'''
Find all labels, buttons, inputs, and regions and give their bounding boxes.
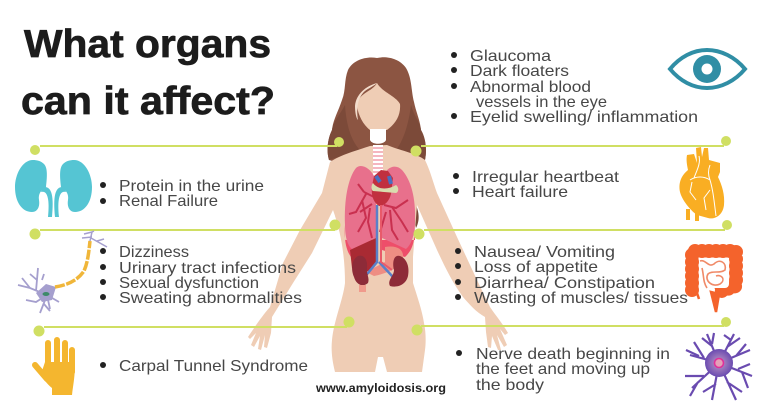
hair lock bbox=[355, 83, 377, 120]
text block: digestive: Diarrhea/ Constipation bbox=[474, 275, 655, 292]
text block: eyes: Glaucoma bbox=[470, 48, 551, 65]
title: What organs bbox=[24, 23, 271, 66]
text block: nervous system: Urinary tract infections bbox=[119, 260, 296, 277]
text block: digestive: Wasting of muscles/ tissues bbox=[474, 290, 688, 307]
icon: hand bbox=[35, 340, 75, 395]
skin bbox=[248, 145, 508, 372]
text block: kidneys bbox=[100, 178, 264, 210]
text block: eyes: Abnormal blood bbox=[470, 79, 591, 96]
text block: nerves: the feet and moving up bbox=[476, 361, 650, 378]
icon: eye bbox=[670, 50, 745, 88]
liver and stomach bbox=[350, 238, 376, 278]
title bbox=[21, 23, 275, 123]
aorta bbox=[361, 205, 393, 277]
icon: purple neuron bbox=[685, 333, 752, 400]
icon: heart bbox=[679, 147, 724, 221]
text block: eyes: vessels in the eye bbox=[476, 94, 607, 111]
text block: nervous system: Sexual dysfunction bbox=[119, 275, 259, 292]
text block: eyes: Dark floaters bbox=[470, 63, 569, 80]
hair bbox=[328, 57, 426, 165]
text block: digestive bbox=[455, 244, 688, 307]
text block: nervous system bbox=[100, 244, 302, 307]
icon: neuron bbox=[18, 231, 107, 313]
text block: nerves bbox=[456, 346, 670, 394]
text block: nervous system: Dizziness bbox=[119, 244, 189, 261]
human body figure bbox=[248, 57, 508, 372]
text block: nerves: Nerve death beginning in bbox=[476, 346, 670, 363]
heart and vessels bbox=[372, 170, 393, 206]
text block: nervous system: Sweating abnormalities bbox=[119, 290, 302, 307]
text block: heart: Heart failure bbox=[472, 184, 568, 201]
text block: hand: Carpal Tunnel Syndrome bbox=[119, 358, 308, 375]
text block: digestive: Nausea/ Vomiting bbox=[474, 244, 615, 261]
connector lines bbox=[30, 136, 732, 336]
text block: heart bbox=[453, 169, 620, 201]
icon: kidneys bbox=[15, 160, 92, 217]
text block: digestive: Loss of appetite bbox=[474, 259, 598, 276]
text block: eyes: Eyelid swelling/ inflammation bbox=[470, 109, 698, 126]
face bbox=[357, 83, 400, 130]
text block: kidneys: Renal Failure bbox=[119, 193, 218, 210]
text block: heart: Irregular heartbeat bbox=[472, 169, 620, 186]
kidneys bbox=[352, 256, 369, 285]
text block: nerves: the body bbox=[476, 377, 544, 394]
text block: kidneys: Protein in the urine bbox=[119, 178, 264, 195]
title: can it affect? bbox=[21, 80, 275, 123]
website url: www.amyloidosis.org bbox=[315, 381, 446, 395]
lungs bbox=[345, 225, 415, 257]
neck and trachea bbox=[370, 129, 386, 144]
icon: intestine bbox=[692, 251, 736, 312]
text block: eyes bbox=[451, 48, 698, 126]
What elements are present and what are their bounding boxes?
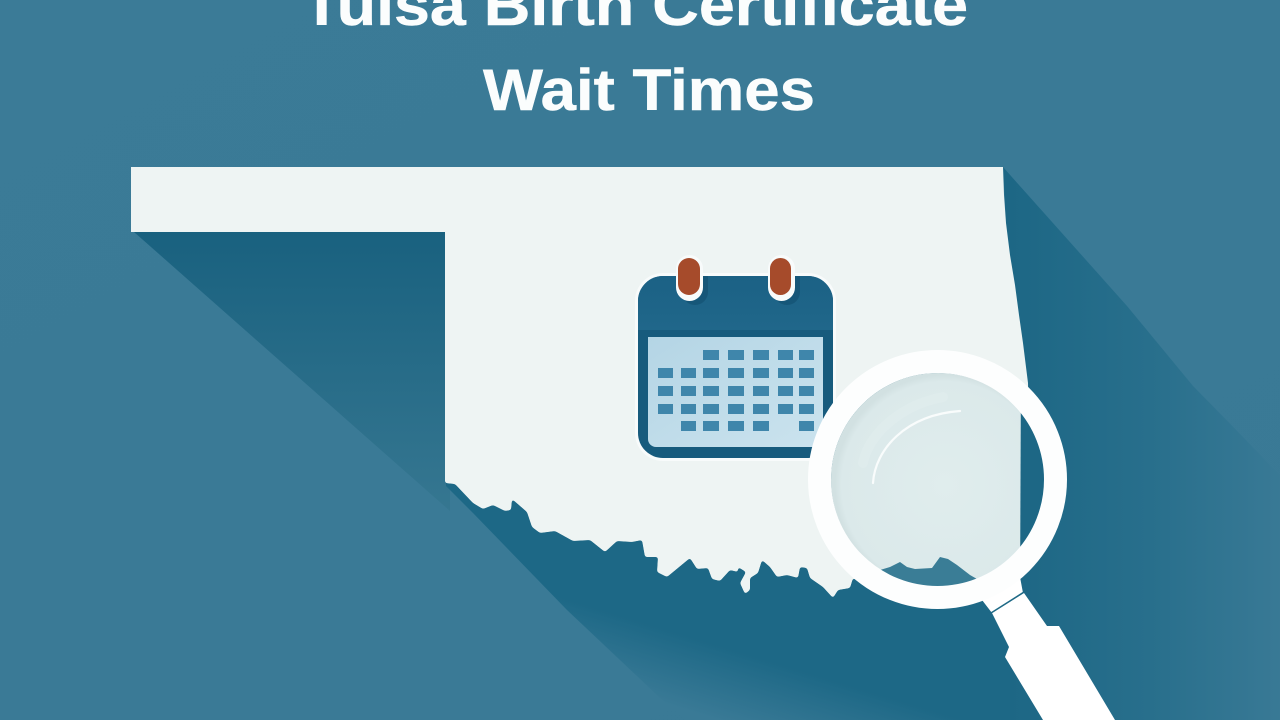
calendar date panel <box>648 337 823 447</box>
title <box>302 0 968 123</box>
calendar binding rings <box>676 255 800 305</box>
calendar date cells <box>658 350 814 431</box>
calendar header <box>638 276 833 330</box>
magnifier ring <box>820 362 1056 598</box>
magnifier handle <box>982 577 1115 720</box>
calendar white halo <box>635 273 836 461</box>
map of Oklahoma <box>131 167 1030 600</box>
long shadow of the map <box>134 167 1280 720</box>
magnifier lens contents <box>831 373 1030 586</box>
icon: magnifying glass <box>820 362 1115 720</box>
icon: calendar <box>635 255 836 461</box>
calendar body <box>638 276 833 458</box>
title: Wait Times <box>483 58 815 123</box>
'''
**WORK ITEM**
Leaving out every picture, extract verbatim the lines from the one containing "What elements are" through the last line of the listing, inclusive.

**ANSWER BOX**
What elements are present and what are their bounding boxes?
calendar date panel <box>648 337 823 447</box>
title <box>302 0 968 123</box>
calendar binding rings <box>676 255 800 305</box>
calendar date cells <box>658 350 814 431</box>
calendar header <box>638 276 833 330</box>
magnifier ring <box>820 362 1056 598</box>
magnifier handle <box>982 577 1115 720</box>
calendar white halo <box>635 273 836 461</box>
map of Oklahoma <box>131 167 1030 600</box>
long shadow of the map <box>134 167 1280 720</box>
magnifier lens contents <box>831 373 1030 586</box>
icon: magnifying glass <box>820 362 1115 720</box>
icon: calendar <box>635 255 836 461</box>
calendar body <box>638 276 833 458</box>
title: Wait Times <box>483 58 815 123</box>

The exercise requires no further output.